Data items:

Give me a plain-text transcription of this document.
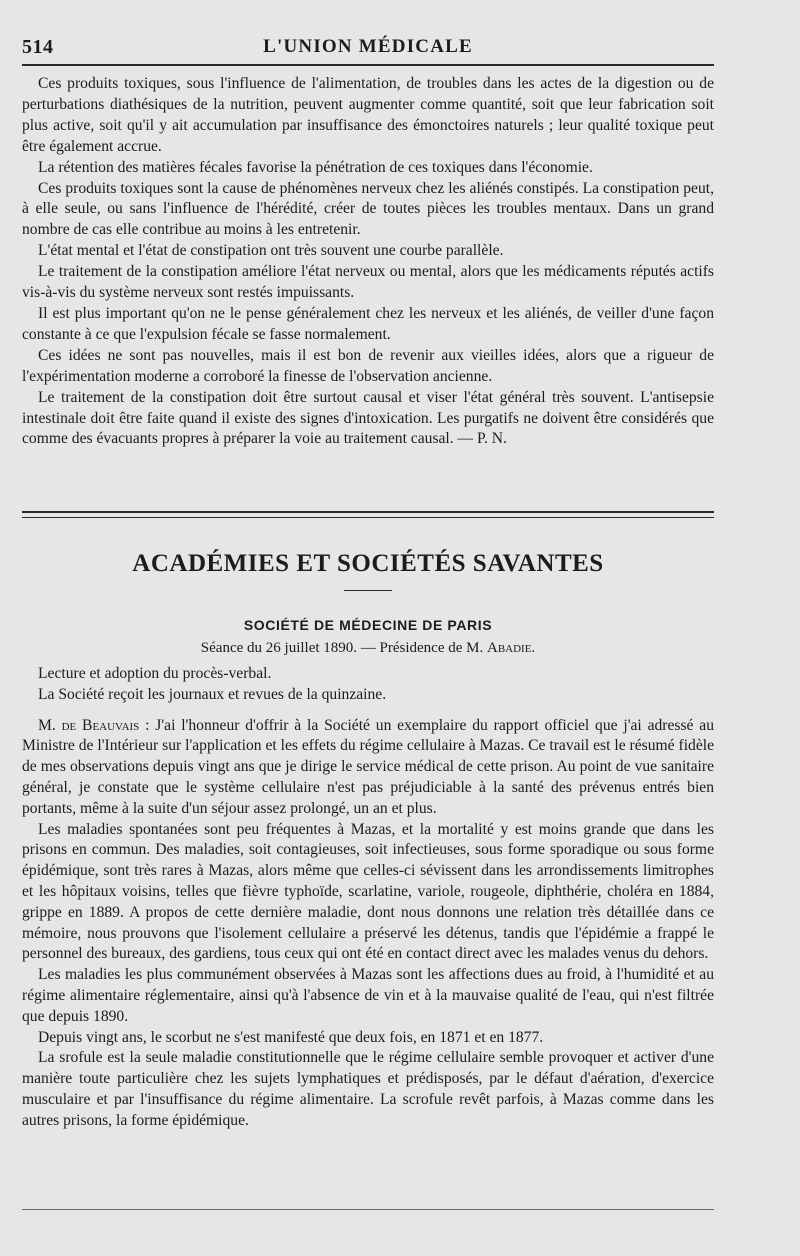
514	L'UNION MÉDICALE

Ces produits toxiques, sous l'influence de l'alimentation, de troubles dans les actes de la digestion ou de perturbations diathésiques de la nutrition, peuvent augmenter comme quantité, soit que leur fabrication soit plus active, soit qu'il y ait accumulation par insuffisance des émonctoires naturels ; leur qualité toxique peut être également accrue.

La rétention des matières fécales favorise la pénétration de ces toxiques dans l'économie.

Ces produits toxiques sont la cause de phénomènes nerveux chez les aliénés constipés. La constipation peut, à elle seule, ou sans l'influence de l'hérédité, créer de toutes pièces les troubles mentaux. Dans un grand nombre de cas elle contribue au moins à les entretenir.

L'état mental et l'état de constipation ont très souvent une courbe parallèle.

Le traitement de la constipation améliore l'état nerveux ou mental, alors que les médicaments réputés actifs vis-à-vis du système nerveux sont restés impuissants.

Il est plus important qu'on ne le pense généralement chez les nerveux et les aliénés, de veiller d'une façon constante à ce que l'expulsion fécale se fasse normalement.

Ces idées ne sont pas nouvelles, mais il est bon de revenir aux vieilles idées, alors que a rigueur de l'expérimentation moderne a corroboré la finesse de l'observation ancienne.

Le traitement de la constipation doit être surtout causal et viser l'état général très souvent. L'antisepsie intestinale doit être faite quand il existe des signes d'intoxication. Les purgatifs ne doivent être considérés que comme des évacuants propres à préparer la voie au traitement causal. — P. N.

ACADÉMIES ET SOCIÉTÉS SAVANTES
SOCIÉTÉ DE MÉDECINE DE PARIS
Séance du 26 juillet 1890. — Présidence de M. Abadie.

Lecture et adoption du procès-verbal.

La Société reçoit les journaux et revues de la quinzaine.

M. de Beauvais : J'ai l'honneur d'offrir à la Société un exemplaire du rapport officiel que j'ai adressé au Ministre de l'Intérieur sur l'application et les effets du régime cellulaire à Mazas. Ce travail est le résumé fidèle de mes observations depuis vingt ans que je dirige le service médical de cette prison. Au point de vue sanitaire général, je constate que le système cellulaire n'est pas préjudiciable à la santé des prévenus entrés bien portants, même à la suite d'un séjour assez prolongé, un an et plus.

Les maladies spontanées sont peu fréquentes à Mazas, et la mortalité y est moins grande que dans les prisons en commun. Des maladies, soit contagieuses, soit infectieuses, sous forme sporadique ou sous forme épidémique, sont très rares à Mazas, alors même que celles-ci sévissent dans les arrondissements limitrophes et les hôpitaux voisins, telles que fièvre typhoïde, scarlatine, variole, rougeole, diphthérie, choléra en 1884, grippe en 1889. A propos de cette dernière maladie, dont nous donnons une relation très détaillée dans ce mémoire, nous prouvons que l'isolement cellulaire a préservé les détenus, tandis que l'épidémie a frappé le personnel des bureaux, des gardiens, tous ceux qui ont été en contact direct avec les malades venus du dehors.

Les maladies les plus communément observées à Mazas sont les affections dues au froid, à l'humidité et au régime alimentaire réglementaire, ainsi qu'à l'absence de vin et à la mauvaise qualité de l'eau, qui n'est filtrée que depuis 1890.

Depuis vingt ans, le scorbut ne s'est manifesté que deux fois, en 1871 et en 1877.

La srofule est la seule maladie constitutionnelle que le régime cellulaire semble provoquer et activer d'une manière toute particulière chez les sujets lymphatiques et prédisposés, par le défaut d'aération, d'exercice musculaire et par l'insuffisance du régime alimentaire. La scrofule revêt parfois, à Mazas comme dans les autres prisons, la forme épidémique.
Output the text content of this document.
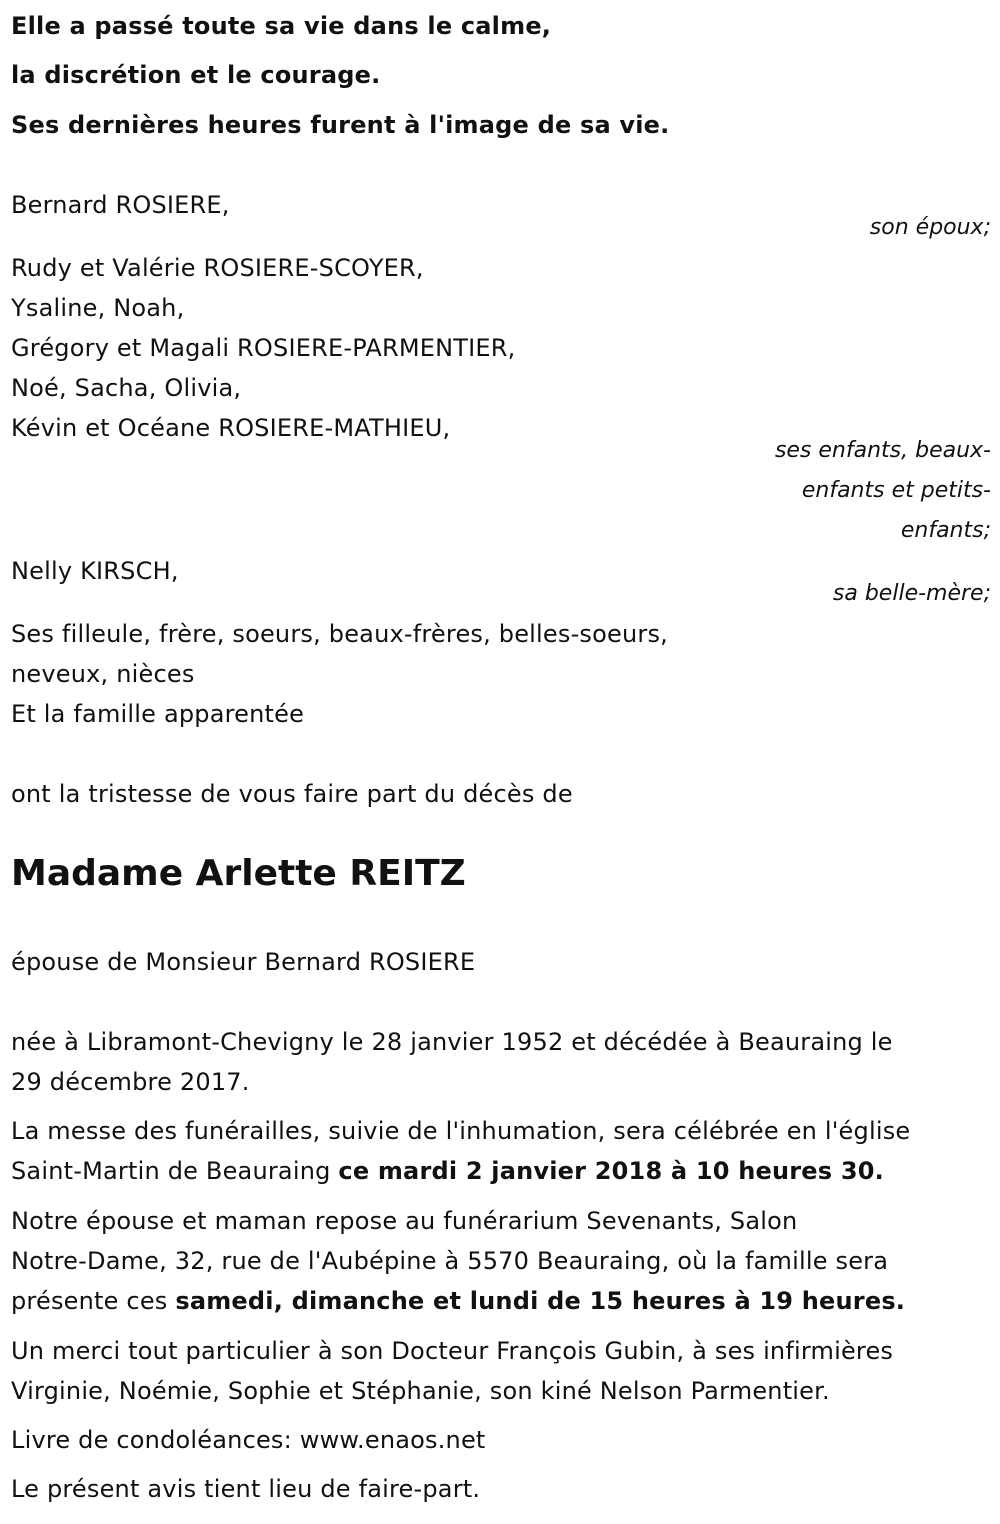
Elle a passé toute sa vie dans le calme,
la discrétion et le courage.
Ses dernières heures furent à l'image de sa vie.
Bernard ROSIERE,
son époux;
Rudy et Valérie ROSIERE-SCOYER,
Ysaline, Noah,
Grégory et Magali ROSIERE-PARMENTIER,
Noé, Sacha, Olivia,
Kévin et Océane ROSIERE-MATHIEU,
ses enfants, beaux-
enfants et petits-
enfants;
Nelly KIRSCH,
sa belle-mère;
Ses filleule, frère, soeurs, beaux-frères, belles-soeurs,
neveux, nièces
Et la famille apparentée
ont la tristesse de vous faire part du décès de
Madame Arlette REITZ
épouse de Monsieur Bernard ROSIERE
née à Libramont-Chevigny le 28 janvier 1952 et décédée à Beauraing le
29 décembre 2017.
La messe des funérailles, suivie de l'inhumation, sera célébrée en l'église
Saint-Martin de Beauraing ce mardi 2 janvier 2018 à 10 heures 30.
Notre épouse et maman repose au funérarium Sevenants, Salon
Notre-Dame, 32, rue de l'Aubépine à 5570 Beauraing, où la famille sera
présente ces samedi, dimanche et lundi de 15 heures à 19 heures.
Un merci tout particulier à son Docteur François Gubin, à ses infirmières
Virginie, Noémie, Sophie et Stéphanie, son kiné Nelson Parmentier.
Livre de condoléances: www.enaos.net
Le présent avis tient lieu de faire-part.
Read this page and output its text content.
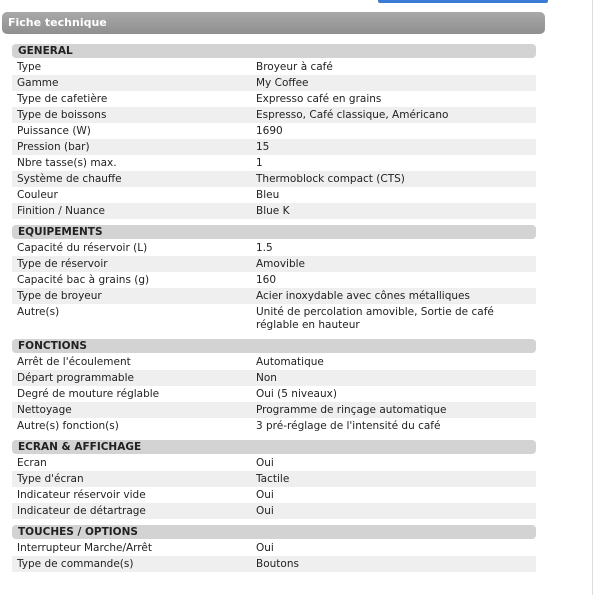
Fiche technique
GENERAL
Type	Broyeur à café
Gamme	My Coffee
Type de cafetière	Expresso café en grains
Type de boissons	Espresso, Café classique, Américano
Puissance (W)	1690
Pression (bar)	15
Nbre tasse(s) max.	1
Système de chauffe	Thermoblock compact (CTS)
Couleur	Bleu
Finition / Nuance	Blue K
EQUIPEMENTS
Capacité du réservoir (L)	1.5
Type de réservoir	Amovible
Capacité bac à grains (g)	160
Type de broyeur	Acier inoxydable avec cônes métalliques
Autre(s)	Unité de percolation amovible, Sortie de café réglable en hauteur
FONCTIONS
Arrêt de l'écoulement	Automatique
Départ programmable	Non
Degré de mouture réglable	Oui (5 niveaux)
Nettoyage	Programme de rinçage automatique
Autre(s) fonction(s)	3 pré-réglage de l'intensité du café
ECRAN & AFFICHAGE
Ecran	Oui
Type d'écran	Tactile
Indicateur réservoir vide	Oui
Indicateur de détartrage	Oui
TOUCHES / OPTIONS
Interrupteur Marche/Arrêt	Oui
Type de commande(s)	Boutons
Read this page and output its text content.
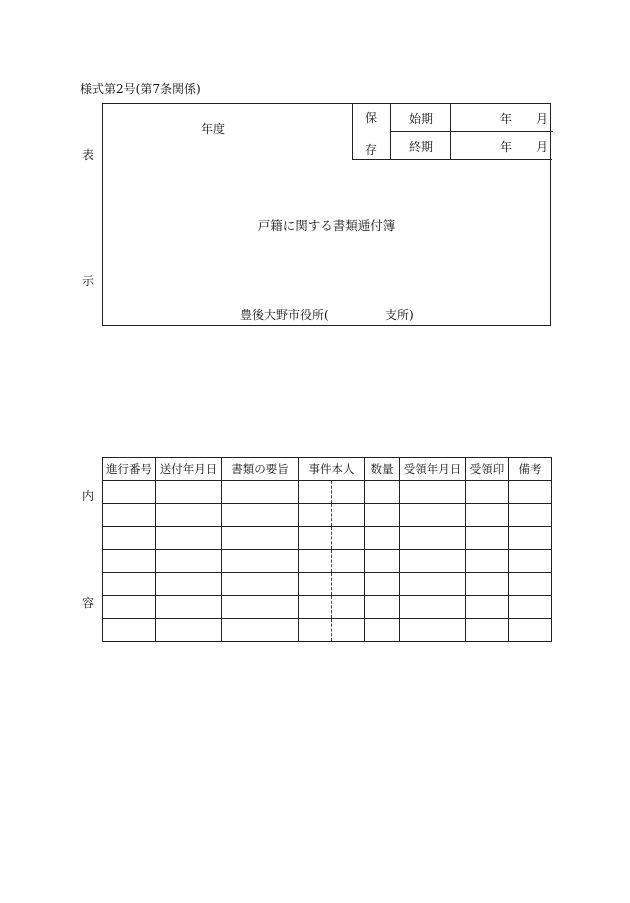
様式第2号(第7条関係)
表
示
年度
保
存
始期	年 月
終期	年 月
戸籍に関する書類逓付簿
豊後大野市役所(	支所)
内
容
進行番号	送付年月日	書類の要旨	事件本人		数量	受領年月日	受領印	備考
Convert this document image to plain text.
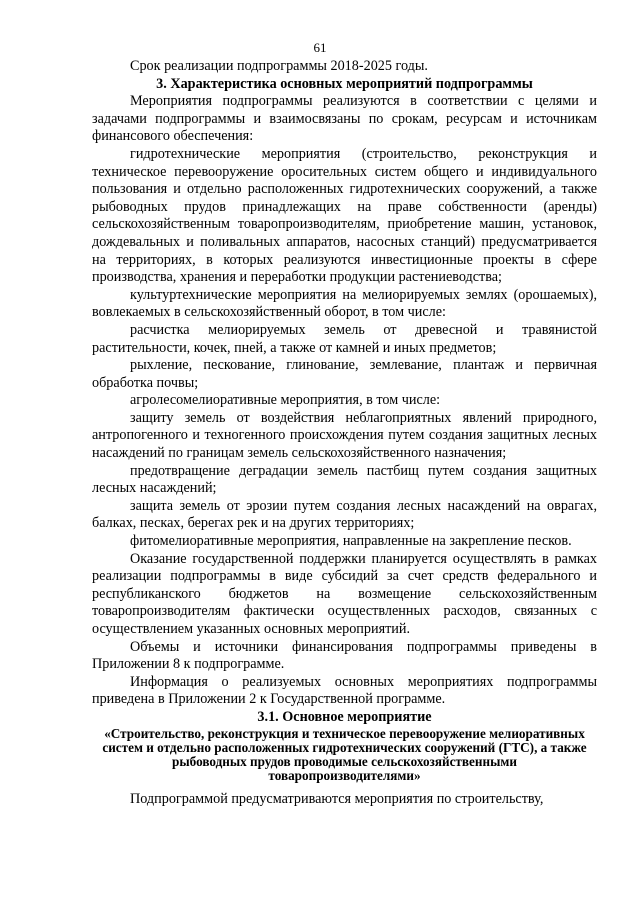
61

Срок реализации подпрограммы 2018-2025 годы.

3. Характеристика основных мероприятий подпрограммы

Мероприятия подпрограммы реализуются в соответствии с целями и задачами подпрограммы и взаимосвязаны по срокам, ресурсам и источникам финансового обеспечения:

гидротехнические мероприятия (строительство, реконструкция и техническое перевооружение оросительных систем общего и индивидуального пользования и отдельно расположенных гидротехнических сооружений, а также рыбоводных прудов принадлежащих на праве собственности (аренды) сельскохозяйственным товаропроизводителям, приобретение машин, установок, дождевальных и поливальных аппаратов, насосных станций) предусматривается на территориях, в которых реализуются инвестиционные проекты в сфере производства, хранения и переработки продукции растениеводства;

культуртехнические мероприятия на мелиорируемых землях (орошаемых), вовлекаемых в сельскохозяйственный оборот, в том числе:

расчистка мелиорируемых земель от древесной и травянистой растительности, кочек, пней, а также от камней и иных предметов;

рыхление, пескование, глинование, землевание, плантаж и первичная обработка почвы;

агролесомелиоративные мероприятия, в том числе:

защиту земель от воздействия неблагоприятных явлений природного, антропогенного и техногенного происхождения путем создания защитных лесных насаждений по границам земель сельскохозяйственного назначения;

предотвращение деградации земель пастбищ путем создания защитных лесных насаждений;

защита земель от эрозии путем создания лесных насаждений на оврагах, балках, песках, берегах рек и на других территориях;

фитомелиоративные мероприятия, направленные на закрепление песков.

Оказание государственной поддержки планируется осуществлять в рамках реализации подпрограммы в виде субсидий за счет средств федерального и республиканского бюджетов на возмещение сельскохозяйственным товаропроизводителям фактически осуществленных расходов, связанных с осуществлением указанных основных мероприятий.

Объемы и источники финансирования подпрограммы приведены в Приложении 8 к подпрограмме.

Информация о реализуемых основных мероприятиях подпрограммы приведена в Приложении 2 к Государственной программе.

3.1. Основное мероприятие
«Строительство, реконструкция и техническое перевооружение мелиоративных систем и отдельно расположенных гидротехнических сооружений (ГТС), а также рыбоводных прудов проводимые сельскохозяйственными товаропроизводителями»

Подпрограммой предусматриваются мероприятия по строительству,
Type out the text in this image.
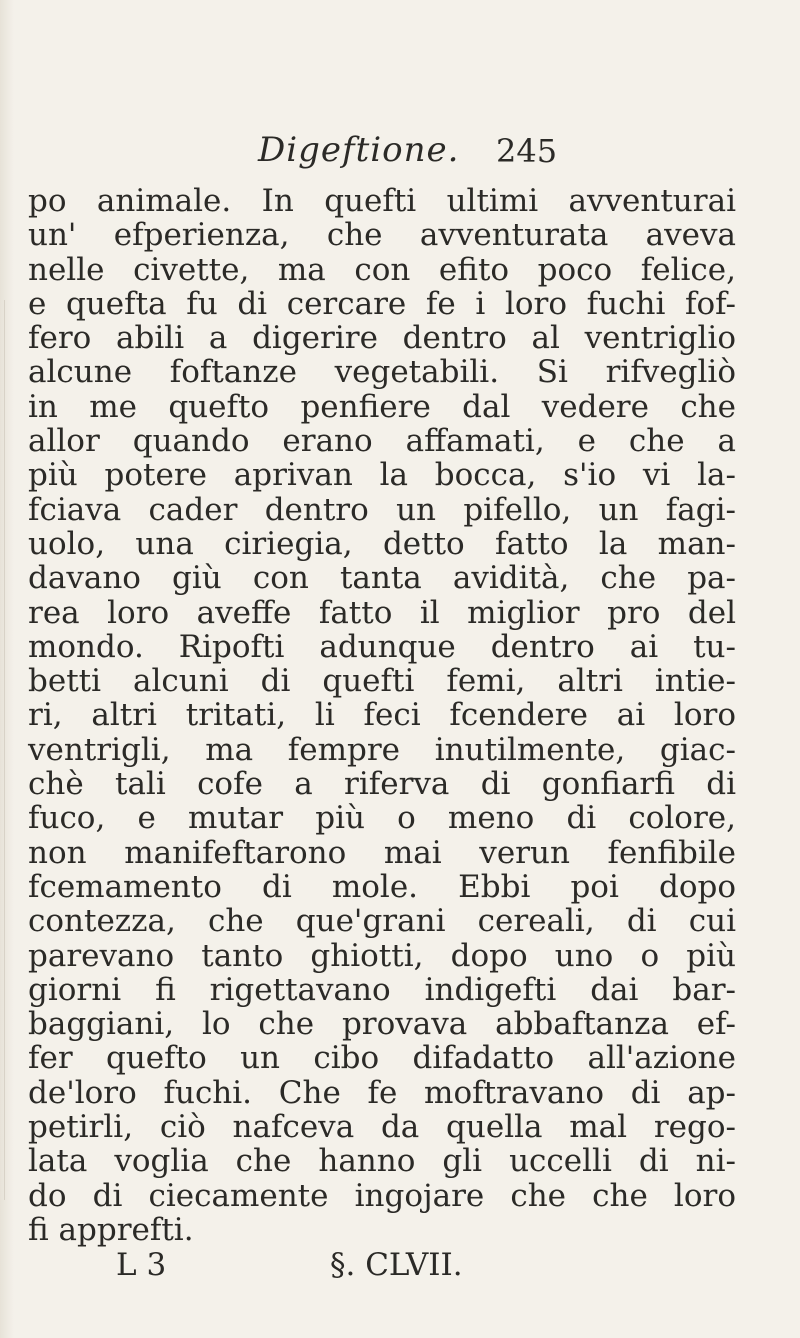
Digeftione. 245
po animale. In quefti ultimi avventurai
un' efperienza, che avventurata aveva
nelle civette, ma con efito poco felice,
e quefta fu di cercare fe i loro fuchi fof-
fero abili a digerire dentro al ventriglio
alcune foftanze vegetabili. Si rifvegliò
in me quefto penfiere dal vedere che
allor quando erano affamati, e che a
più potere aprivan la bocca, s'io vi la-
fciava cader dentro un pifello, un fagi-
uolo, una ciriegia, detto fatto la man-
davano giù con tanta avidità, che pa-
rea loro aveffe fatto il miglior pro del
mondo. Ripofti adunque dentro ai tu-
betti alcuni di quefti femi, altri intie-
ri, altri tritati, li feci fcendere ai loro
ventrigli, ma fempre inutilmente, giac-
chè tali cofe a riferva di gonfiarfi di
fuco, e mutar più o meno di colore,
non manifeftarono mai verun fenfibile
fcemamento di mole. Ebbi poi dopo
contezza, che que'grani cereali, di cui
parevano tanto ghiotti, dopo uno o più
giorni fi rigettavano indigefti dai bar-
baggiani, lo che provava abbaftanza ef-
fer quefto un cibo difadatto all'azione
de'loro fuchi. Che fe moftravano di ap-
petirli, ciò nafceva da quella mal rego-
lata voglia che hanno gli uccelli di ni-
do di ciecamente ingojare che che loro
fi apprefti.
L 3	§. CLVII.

▸ **Written task**
Quote exactly, and only, the lines from the line containing "Type out the text in this image." through the final line of the records above, both included, omitting any pictures.

▸ **Solution**
Type out the text in this image.
Digeftione. 245
po animale. In quefti ultimi avventurai
un' efperienza, che avventurata aveva
nelle civette, ma con efito poco felice,
e quefta fu di cercare fe i loro fuchi fof-
fero abili a digerire dentro al ventriglio
alcune foftanze vegetabili. Si rifvegliò
in me quefto penfiere dal vedere che
allor quando erano affamati, e che a
più potere aprivan la bocca, s'io vi la-
fciava cader dentro un pifello, un fagi-
uolo, una ciriegia, detto fatto la man-
davano giù con tanta avidità, che pa-
rea loro aveffe fatto il miglior pro del
mondo. Ripofti adunque dentro ai tu-
betti alcuni di quefti femi, altri intie-
ri, altri tritati, li feci fcendere ai loro
ventrigli, ma fempre inutilmente, giac-
chè tali cofe a riferva di gonfiarfi di
fuco, e mutar più o meno di colore,
non manifeftarono mai verun fenfibile
fcemamento di mole. Ebbi poi dopo
contezza, che que'grani cereali, di cui
parevano tanto ghiotti, dopo uno o più
giorni fi rigettavano indigefti dai bar-
baggiani, lo che provava abbaftanza ef-
fer quefto un cibo difadatto all'azione
de'loro fuchi. Che fe moftravano di ap-
petirli, ciò nafceva da quella mal rego-
lata voglia che hanno gli uccelli di ni-
do di ciecamente ingojare che che loro
fi apprefti.
L 3	§. CLVII.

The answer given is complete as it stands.